>> Begin MATERIALS PROVIDED

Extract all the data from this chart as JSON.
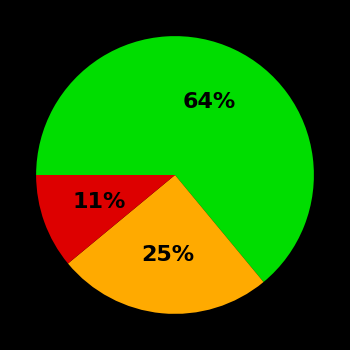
{
  "slices": [
    64,
    25,
    11
  ],
  "colors": [
    "#00dd00",
    "#ffaa00",
    "#dd0000"
  ],
  "labels": [
    "64%",
    "25%",
    "11%"
  ],
  "background_color": "#000000",
  "text_color": "#000000",
  "startangle": 180,
  "counterclock": false,
  "label_r": 0.58,
  "figsize": [
    3.5,
    3.5
  ],
  "dpi": 100
}
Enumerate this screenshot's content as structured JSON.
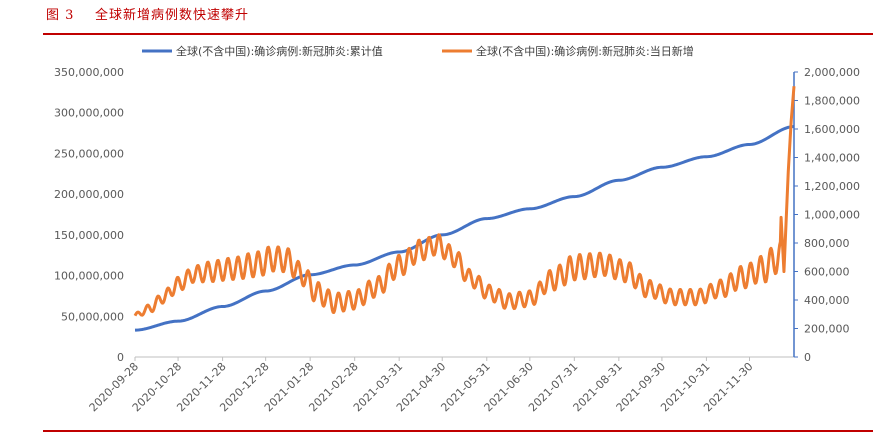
{
  "figure": {
    "label": "图 3",
    "title": "全球新增病例数快速攀升"
  },
  "colors": {
    "title_red": "#c00000",
    "cumulative": "#4472c4",
    "daily": "#ed7d31",
    "axis": "#4472c4",
    "tick_text": "#595959"
  },
  "chart_data": {
    "type": "line",
    "title": "",
    "grid": false,
    "legend_position": "top",
    "x_axis": {
      "type": "date",
      "range": [
        "2020-09-28",
        "2021-12-31"
      ],
      "tick_labels": [
        "2020-09-28",
        "2020-10-28",
        "2020-11-28",
        "2020-12-28",
        "2021-01-28",
        "2021-02-28",
        "2021-03-31",
        "2021-04-30",
        "2021-05-31",
        "2021-06-30",
        "2021-07-31",
        "2021-08-31",
        "2021-09-30",
        "2021-10-31",
        "2021-11-30"
      ]
    },
    "y_left": {
      "range": [
        0,
        350000000
      ],
      "tick_labels": [
        "0",
        "50,000,000",
        "100,000,000",
        "150,000,000",
        "200,000,000",
        "250,000,000",
        "300,000,000",
        "350,000,000"
      ]
    },
    "y_right": {
      "range": [
        0,
        2000000
      ],
      "tick_labels": [
        "0",
        "200,000",
        "400,000",
        "600,000",
        "800,000",
        "1,000,000",
        "1,200,000",
        "1,400,000",
        "1,600,000",
        "1,800,000",
        "2,000,000"
      ]
    },
    "series": [
      {
        "name": "全球(不含中国):确诊病例:新冠肺炎:累计值",
        "axis": "left",
        "color": "#4472c4",
        "style": "smooth",
        "points": [
          [
            "2020-09-28",
            33000000
          ],
          [
            "2020-10-28",
            44000000
          ],
          [
            "2020-11-28",
            62000000
          ],
          [
            "2020-12-28",
            81000000
          ],
          [
            "2021-01-28",
            101000000
          ],
          [
            "2021-02-28",
            113000000
          ],
          [
            "2021-03-31",
            129000000
          ],
          [
            "2021-04-30",
            150000000
          ],
          [
            "2021-05-31",
            170000000
          ],
          [
            "2021-06-30",
            182000000
          ],
          [
            "2021-07-31",
            197000000
          ],
          [
            "2021-08-31",
            217000000
          ],
          [
            "2021-09-30",
            233000000
          ],
          [
            "2021-10-31",
            246000000
          ],
          [
            "2021-11-30",
            261000000
          ],
          [
            "2021-12-31",
            283000000
          ]
        ]
      },
      {
        "name": "全球(不含中国):确诊病例:新冠肺炎:当日新增",
        "axis": "right",
        "color": "#ed7d31",
        "style": "weekly-oscillating",
        "trend_points": [
          [
            "2020-09-28",
            290000
          ],
          [
            "2020-10-08",
            340000
          ],
          [
            "2020-10-18",
            420000
          ],
          [
            "2020-10-28",
            510000
          ],
          [
            "2020-11-08",
            580000
          ],
          [
            "2020-11-20",
            600000
          ],
          [
            "2020-12-05",
            620000
          ],
          [
            "2020-12-22",
            650000
          ],
          [
            "2021-01-02",
            690000
          ],
          [
            "2021-01-12",
            680000
          ],
          [
            "2021-01-22",
            580000
          ],
          [
            "2021-02-02",
            450000
          ],
          [
            "2021-02-14",
            380000
          ],
          [
            "2021-02-28",
            400000
          ],
          [
            "2021-03-15",
            490000
          ],
          [
            "2021-03-31",
            640000
          ],
          [
            "2021-04-15",
            750000
          ],
          [
            "2021-04-27",
            790000
          ],
          [
            "2021-05-08",
            700000
          ],
          [
            "2021-05-20",
            550000
          ],
          [
            "2021-06-02",
            450000
          ],
          [
            "2021-06-15",
            390000
          ],
          [
            "2021-06-30",
            410000
          ],
          [
            "2021-07-15",
            540000
          ],
          [
            "2021-08-01",
            630000
          ],
          [
            "2021-08-20",
            650000
          ],
          [
            "2021-09-05",
            600000
          ],
          [
            "2021-09-20",
            480000
          ],
          [
            "2021-10-08",
            420000
          ],
          [
            "2021-10-25",
            420000
          ],
          [
            "2021-11-10",
            480000
          ],
          [
            "2021-11-25",
            560000
          ],
          [
            "2021-12-10",
            620000
          ],
          [
            "2021-12-20",
            700000
          ]
        ],
        "amplitude": [
          [
            "2020-09-28",
            20000
          ],
          [
            "2020-10-28",
            50000
          ],
          [
            "2020-11-28",
            75000
          ],
          [
            "2020-12-28",
            90000
          ],
          [
            "2021-01-28",
            75000
          ],
          [
            "2021-02-28",
            65000
          ],
          [
            "2021-03-31",
            75000
          ],
          [
            "2021-04-30",
            70000
          ],
          [
            "2021-05-31",
            55000
          ],
          [
            "2021-06-30",
            55000
          ],
          [
            "2021-07-31",
            90000
          ],
          [
            "2021-08-31",
            75000
          ],
          [
            "2021-09-30",
            55000
          ],
          [
            "2021-10-31",
            55000
          ],
          [
            "2021-11-30",
            80000
          ],
          [
            "2021-12-20",
            110000
          ]
        ],
        "end_points": [
          [
            "2021-12-22",
            980000
          ],
          [
            "2021-12-24",
            600000
          ],
          [
            "2021-12-27",
            1300000
          ],
          [
            "2021-12-29",
            1650000
          ],
          [
            "2021-12-31",
            1900000
          ]
        ]
      }
    ]
  }
}
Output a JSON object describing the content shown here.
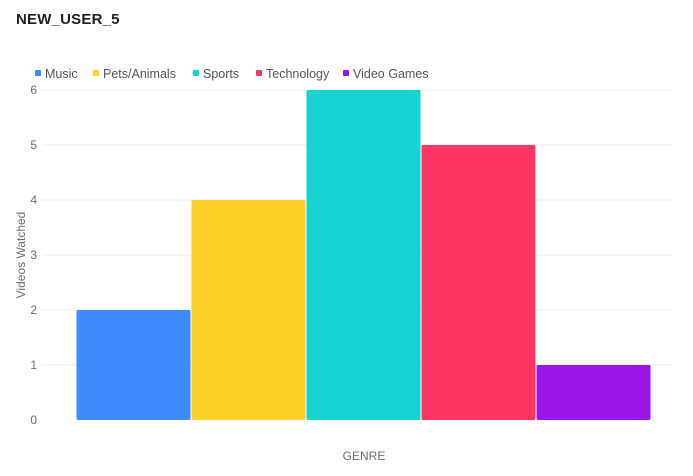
{
  "title": "NEW_USER_5",
  "chart_data": {
    "type": "bar",
    "title": "NEW_USER_5",
    "xlabel": "GENRE",
    "ylabel": "Videos Watched",
    "ylim": [
      0,
      6
    ],
    "yticks": [
      "0",
      "1",
      "2",
      "3",
      "4",
      "5",
      "6"
    ],
    "grid": true,
    "legend_position": "top-left",
    "series": [
      {
        "name": "Music",
        "value": 2,
        "color": "#3e8bfb"
      },
      {
        "name": "Pets/Animals",
        "value": 4,
        "color": "#fdd02a"
      },
      {
        "name": "Sports",
        "value": 6,
        "color": "#16d3d2"
      },
      {
        "name": "Technology",
        "value": 5,
        "color": "#fd3563"
      },
      {
        "name": "Video Games",
        "value": 1,
        "color": "#9b14e8"
      }
    ]
  }
}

>> End MATERIALS PROVIDED

Only the lines from the line containing "Output a JSON" through the end of the data are to be reproduced, exactly and with both ends included; pictures are omitted.

● THE RESPONSE:
Output a JSON object describing the content shown here.
{
  "title": "NEW_USER_5",
  "chart_data": {
    "type": "bar",
    "title": "NEW_USER_5",
    "xlabel": "GENRE",
    "ylabel": "Videos Watched",
    "ylim": [
      0,
      6
    ],
    "yticks": [
      "0",
      "1",
      "2",
      "3",
      "4",
      "5",
      "6"
    ],
    "grid": true,
    "legend_position": "top-left",
    "series": [
      {
        "name": "Music",
        "value": 2,
        "color": "#3e8bfb"
      },
      {
        "name": "Pets/Animals",
        "value": 4,
        "color": "#fdd02a"
      },
      {
        "name": "Sports",
        "value": 6,
        "color": "#16d3d2"
      },
      {
        "name": "Technology",
        "value": 5,
        "color": "#fd3563"
      },
      {
        "name": "Video Games",
        "value": 1,
        "color": "#9b14e8"
      }
    ]
  }
}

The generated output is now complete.